• **TASK PROMPT**
Skip the images. Copy the records exactly as written.

[Figure collection entries]
····················

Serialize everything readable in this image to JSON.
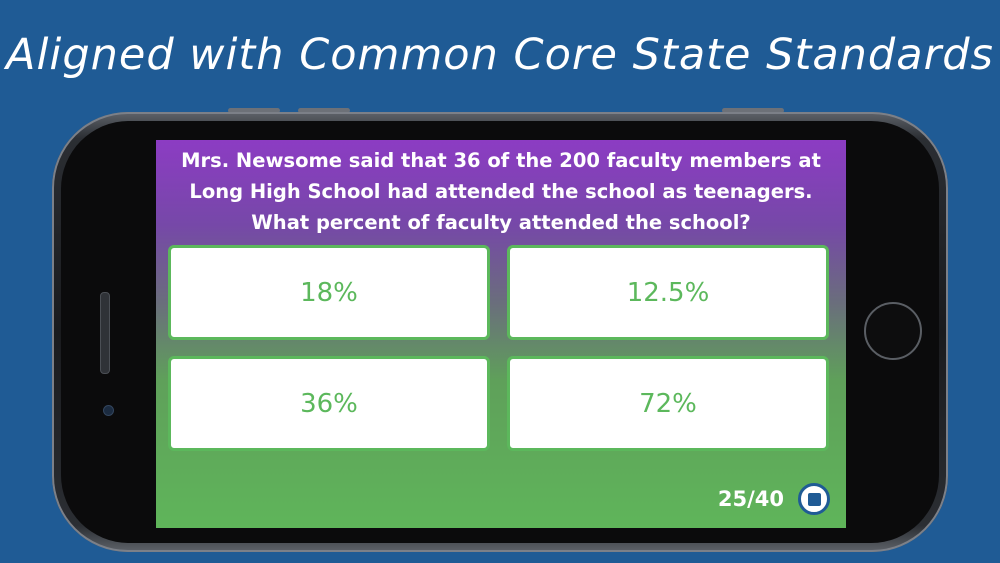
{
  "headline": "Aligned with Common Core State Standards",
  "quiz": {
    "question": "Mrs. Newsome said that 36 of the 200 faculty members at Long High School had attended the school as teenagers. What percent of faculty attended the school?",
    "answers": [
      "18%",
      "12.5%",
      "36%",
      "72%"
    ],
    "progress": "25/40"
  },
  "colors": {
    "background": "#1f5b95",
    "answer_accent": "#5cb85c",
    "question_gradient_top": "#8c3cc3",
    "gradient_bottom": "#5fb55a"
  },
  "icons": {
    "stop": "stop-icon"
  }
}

····················

• **OUTPUT FOR THIS EXERCISE**
Serialize everything readable in this image to JSON.
{
  "headline": "Aligned with Common Core State Standards",
  "quiz": {
    "question": "Mrs. Newsome said that 36 of the 200 faculty members at Long High School had attended the school as teenagers. What percent of faculty attended the school?",
    "answers": [
      "18%",
      "12.5%",
      "36%",
      "72%"
    ],
    "progress": "25/40"
  },
  "colors": {
    "background": "#1f5b95",
    "answer_accent": "#5cb85c",
    "question_gradient_top": "#8c3cc3",
    "gradient_bottom": "#5fb55a"
  },
  "icons": {
    "stop": "stop-icon"
  }
}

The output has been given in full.